## Instruction
Update the records below by replacing "FALL SEMESTER" with "SPRING SEMESTER" and reproducing every line otherwise unchanged.

## Stored records
-----

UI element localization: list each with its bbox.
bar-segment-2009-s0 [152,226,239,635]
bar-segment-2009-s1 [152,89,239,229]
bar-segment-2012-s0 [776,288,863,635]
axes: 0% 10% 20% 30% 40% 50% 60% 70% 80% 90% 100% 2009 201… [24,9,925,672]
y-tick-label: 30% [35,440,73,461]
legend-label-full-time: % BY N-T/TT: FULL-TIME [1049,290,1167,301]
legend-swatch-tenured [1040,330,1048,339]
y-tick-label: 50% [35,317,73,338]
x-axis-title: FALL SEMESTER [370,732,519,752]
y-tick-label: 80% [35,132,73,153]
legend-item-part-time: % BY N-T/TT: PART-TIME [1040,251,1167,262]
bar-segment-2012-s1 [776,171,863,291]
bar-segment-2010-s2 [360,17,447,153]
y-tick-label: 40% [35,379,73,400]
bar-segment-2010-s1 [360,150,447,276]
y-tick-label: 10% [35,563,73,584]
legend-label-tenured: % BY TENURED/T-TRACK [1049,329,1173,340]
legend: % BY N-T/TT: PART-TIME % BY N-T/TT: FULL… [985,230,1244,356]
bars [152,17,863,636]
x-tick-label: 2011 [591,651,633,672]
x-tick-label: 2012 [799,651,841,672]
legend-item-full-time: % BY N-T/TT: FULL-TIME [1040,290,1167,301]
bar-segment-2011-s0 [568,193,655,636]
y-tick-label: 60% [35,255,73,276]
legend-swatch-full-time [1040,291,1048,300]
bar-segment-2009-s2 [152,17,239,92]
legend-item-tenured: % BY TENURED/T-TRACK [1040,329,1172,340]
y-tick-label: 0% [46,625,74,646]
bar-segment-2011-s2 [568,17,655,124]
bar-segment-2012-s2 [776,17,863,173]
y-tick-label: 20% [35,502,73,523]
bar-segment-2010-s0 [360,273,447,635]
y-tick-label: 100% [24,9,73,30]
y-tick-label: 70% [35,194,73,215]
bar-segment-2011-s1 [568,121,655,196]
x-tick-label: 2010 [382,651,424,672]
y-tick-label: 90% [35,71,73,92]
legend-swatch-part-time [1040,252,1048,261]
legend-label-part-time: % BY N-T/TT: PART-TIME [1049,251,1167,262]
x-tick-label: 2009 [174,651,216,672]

-----

## Complete response
UI element localization: list each with its bbox.
bar-segment-2009-s0 [152,226,239,635]
bar-segment-2009-s1 [152,89,239,229]
bar-segment-2012-s0 [776,288,863,635]
axes: 0% 10% 20% 30% 40% 50% 60% 70% 80% 90% 100% 2009 201… [24,9,925,672]
y-tick-label: 30% [35,440,73,461]
legend-label-full-time: % BY N-T/TT: FULL-TIME [1049,290,1167,301]
legend-swatch-tenured [1040,330,1048,339]
y-tick-label: 50% [35,317,73,338]
x-axis-title: SPRING SEMESTER [370,732,519,752]
y-tick-label: 80% [35,132,73,153]
legend-item-part-time: % BY N-T/TT: PART-TIME [1040,251,1167,262]
bar-segment-2012-s1 [776,171,863,291]
bar-segment-2010-s2 [360,17,447,153]
y-tick-label: 40% [35,379,73,400]
bar-segment-2010-s1 [360,150,447,276]
y-tick-label: 10% [35,563,73,584]
legend-label-tenured: % BY TENURED/T-TRACK [1049,329,1173,340]
legend: % BY N-T/TT: PART-TIME % BY N-T/TT: FULL… [985,230,1244,356]
bars [152,17,863,636]
x-tick-label: 2011 [591,651,633,672]
x-tick-label: 2012 [799,651,841,672]
legend-item-full-time: % BY N-T/TT: FULL-TIME [1040,290,1167,301]
bar-segment-2011-s0 [568,193,655,636]
y-tick-label: 60% [35,255,73,276]
legend-swatch-full-time [1040,291,1048,300]
bar-segment-2009-s2 [152,17,239,92]
legend-item-tenured: % BY TENURED/T-TRACK [1040,329,1172,340]
y-tick-label: 0% [46,625,74,646]
bar-segment-2011-s2 [568,17,655,124]
bar-segment-2012-s2 [776,17,863,173]
y-tick-label: 20% [35,502,73,523]
bar-segment-2010-s0 [360,273,447,635]
y-tick-label: 100% [24,9,73,30]
y-tick-label: 70% [35,194,73,215]
bar-segment-2011-s1 [568,121,655,196]
x-tick-label: 2010 [382,651,424,672]
y-tick-label: 90% [35,71,73,92]
legend-swatch-part-time [1040,252,1048,261]
legend-label-part-time: % BY N-T/TT: PART-TIME [1049,251,1167,262]
x-tick-label: 2009 [174,651,216,672]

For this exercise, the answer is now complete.